__Work to be completed__.
Return a copy of every line in the records that includes the word "trwałe".

__Exercise materials__.
>> Begin

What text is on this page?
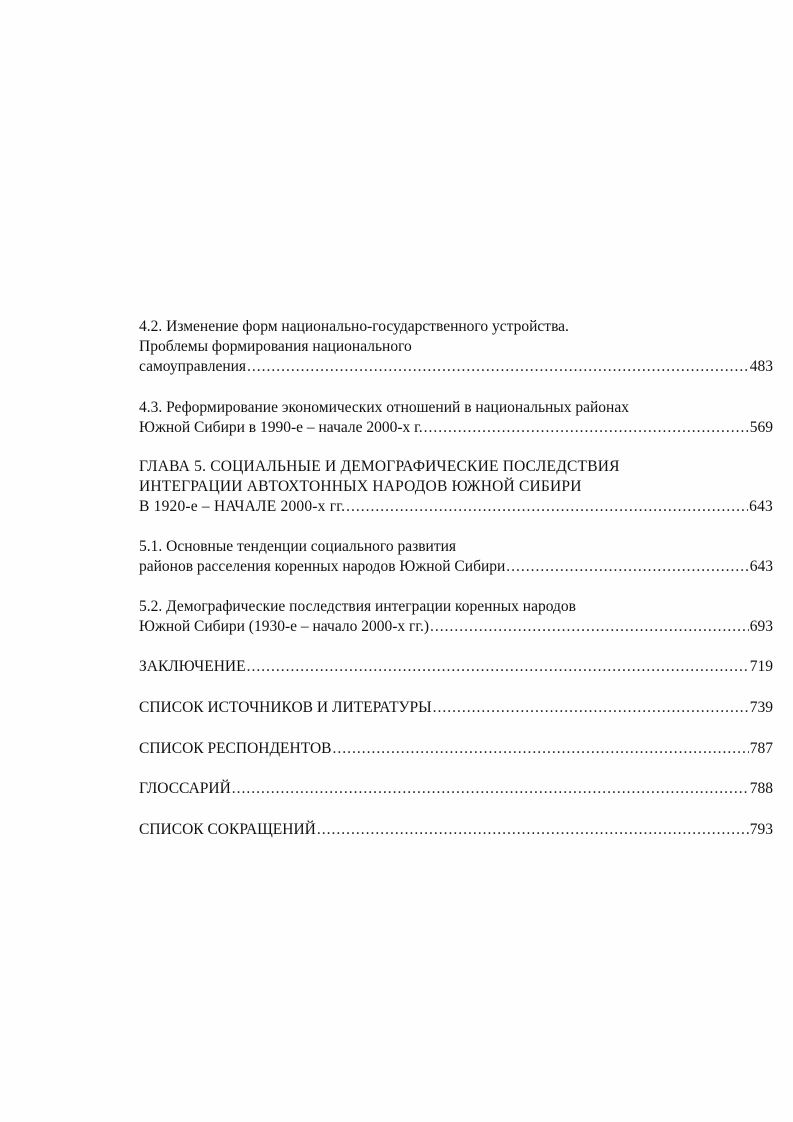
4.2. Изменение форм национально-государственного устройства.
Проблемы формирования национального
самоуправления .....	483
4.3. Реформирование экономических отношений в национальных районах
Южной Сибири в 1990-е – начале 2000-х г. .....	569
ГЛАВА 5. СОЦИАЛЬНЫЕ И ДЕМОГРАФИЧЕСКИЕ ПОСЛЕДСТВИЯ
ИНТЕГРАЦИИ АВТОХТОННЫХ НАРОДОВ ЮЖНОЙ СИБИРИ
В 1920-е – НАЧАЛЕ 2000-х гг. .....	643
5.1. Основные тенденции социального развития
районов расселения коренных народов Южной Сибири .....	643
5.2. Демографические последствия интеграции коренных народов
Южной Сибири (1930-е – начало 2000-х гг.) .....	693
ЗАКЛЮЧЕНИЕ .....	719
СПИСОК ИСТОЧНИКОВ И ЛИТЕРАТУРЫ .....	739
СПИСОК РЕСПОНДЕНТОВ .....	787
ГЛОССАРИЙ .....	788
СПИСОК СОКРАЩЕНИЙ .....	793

>> End
>> Begin

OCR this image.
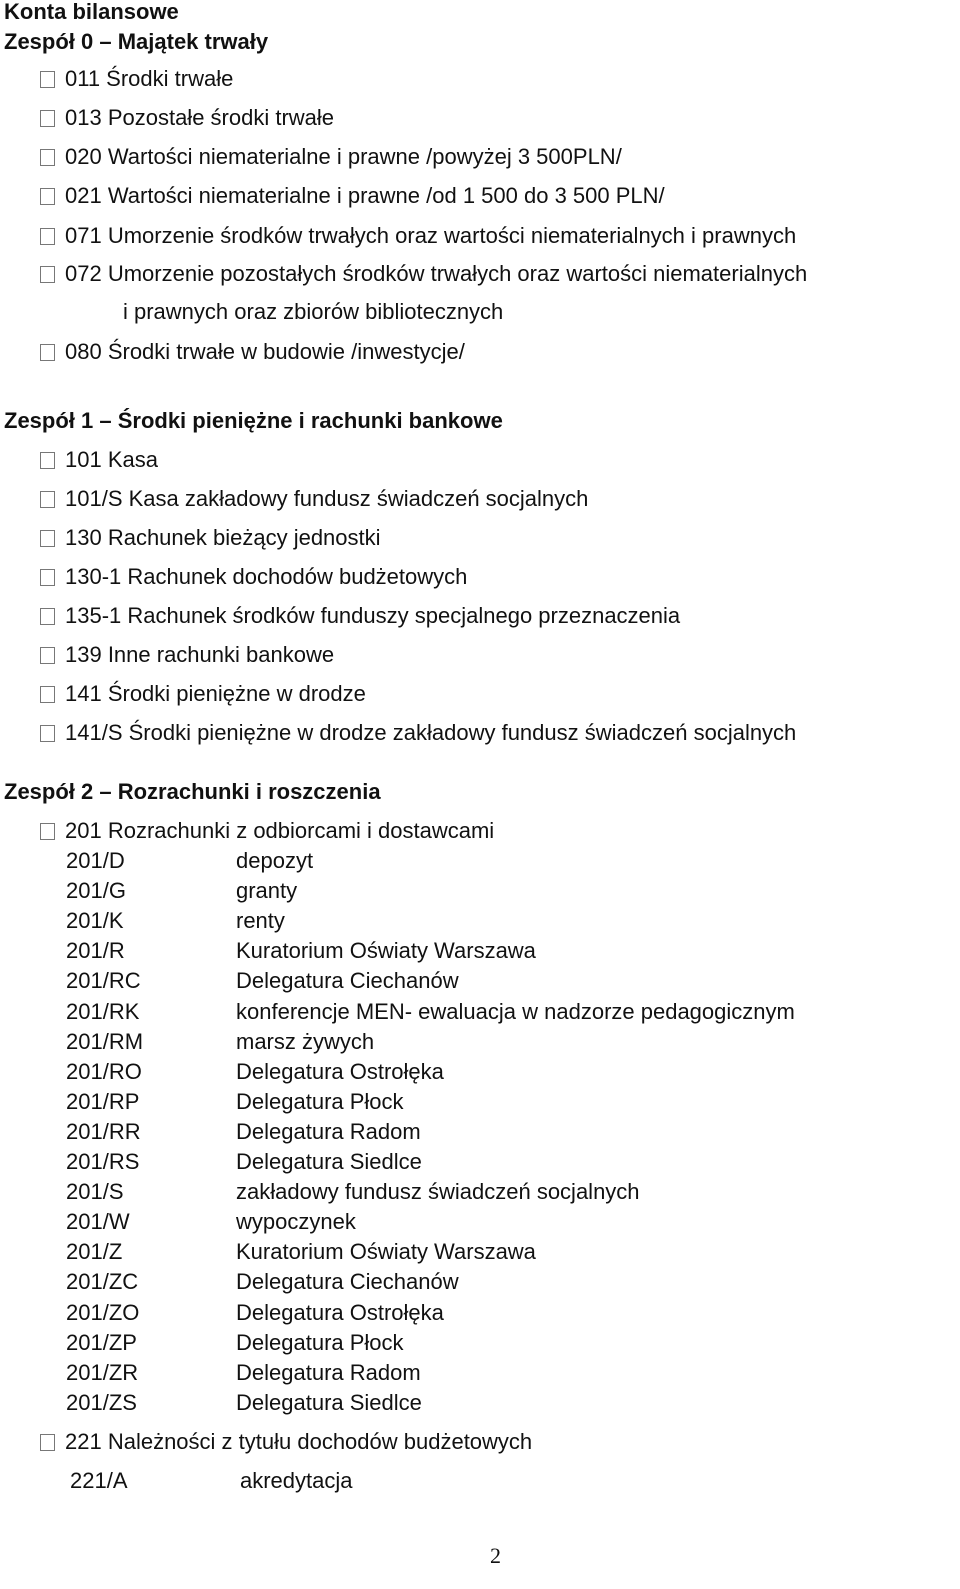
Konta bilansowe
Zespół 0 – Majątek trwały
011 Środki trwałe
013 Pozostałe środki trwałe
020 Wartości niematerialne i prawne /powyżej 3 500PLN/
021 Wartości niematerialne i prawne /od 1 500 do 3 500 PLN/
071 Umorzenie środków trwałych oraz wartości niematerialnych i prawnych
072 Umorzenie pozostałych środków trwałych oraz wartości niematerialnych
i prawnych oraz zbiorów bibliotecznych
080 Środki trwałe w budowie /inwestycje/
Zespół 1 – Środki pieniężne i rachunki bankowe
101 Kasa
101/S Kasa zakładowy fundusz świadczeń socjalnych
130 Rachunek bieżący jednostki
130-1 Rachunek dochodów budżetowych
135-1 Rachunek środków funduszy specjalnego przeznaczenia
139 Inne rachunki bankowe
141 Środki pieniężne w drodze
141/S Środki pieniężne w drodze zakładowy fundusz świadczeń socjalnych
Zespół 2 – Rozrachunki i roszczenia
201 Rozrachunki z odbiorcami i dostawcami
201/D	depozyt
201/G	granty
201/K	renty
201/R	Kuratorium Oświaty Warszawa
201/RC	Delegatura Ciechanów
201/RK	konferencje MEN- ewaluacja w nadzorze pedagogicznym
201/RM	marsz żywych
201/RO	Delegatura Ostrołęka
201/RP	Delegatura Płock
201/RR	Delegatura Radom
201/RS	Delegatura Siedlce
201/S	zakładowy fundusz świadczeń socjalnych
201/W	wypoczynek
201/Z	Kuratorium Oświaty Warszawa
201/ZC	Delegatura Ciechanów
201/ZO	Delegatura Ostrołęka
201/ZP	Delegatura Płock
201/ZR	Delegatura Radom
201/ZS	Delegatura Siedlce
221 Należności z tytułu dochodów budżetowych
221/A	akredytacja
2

>> End
>> Begin

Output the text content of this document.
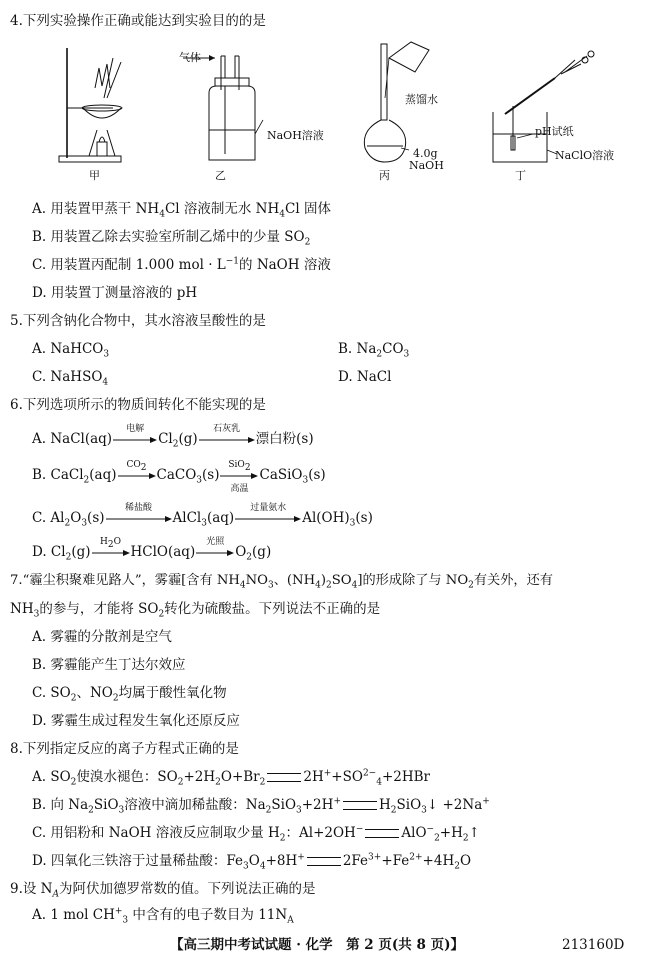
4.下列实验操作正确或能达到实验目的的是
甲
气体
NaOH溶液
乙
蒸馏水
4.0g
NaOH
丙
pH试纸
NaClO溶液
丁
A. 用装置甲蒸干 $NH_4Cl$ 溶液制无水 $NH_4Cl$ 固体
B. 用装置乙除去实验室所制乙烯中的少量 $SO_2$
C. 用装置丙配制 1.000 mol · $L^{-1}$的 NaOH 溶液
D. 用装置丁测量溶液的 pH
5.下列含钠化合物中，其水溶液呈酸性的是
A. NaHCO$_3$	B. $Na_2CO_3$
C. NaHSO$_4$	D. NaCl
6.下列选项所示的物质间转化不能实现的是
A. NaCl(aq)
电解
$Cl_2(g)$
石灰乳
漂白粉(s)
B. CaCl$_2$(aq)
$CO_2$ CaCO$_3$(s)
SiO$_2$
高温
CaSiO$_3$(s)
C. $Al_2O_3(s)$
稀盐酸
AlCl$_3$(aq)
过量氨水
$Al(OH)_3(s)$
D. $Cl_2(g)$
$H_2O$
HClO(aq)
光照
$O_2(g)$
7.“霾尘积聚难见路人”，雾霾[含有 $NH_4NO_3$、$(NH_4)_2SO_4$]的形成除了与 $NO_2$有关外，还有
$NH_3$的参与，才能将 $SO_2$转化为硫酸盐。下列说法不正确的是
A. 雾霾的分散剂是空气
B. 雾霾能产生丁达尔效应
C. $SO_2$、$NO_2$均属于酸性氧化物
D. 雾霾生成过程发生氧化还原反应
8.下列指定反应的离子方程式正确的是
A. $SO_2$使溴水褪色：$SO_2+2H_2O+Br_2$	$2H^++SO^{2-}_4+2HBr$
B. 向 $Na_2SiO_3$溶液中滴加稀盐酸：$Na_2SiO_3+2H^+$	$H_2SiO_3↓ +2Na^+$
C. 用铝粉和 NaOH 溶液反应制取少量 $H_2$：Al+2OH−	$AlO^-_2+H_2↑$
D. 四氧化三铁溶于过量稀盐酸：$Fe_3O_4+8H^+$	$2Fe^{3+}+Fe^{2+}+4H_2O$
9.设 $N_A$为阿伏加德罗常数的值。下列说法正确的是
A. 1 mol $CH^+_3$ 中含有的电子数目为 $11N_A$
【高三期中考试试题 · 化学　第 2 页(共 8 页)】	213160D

>> End

__Solution for this task__.
011 Środki trwałe
013 Pozostałe środki trwałe
080 Środki trwałe w budowie /inwestycje/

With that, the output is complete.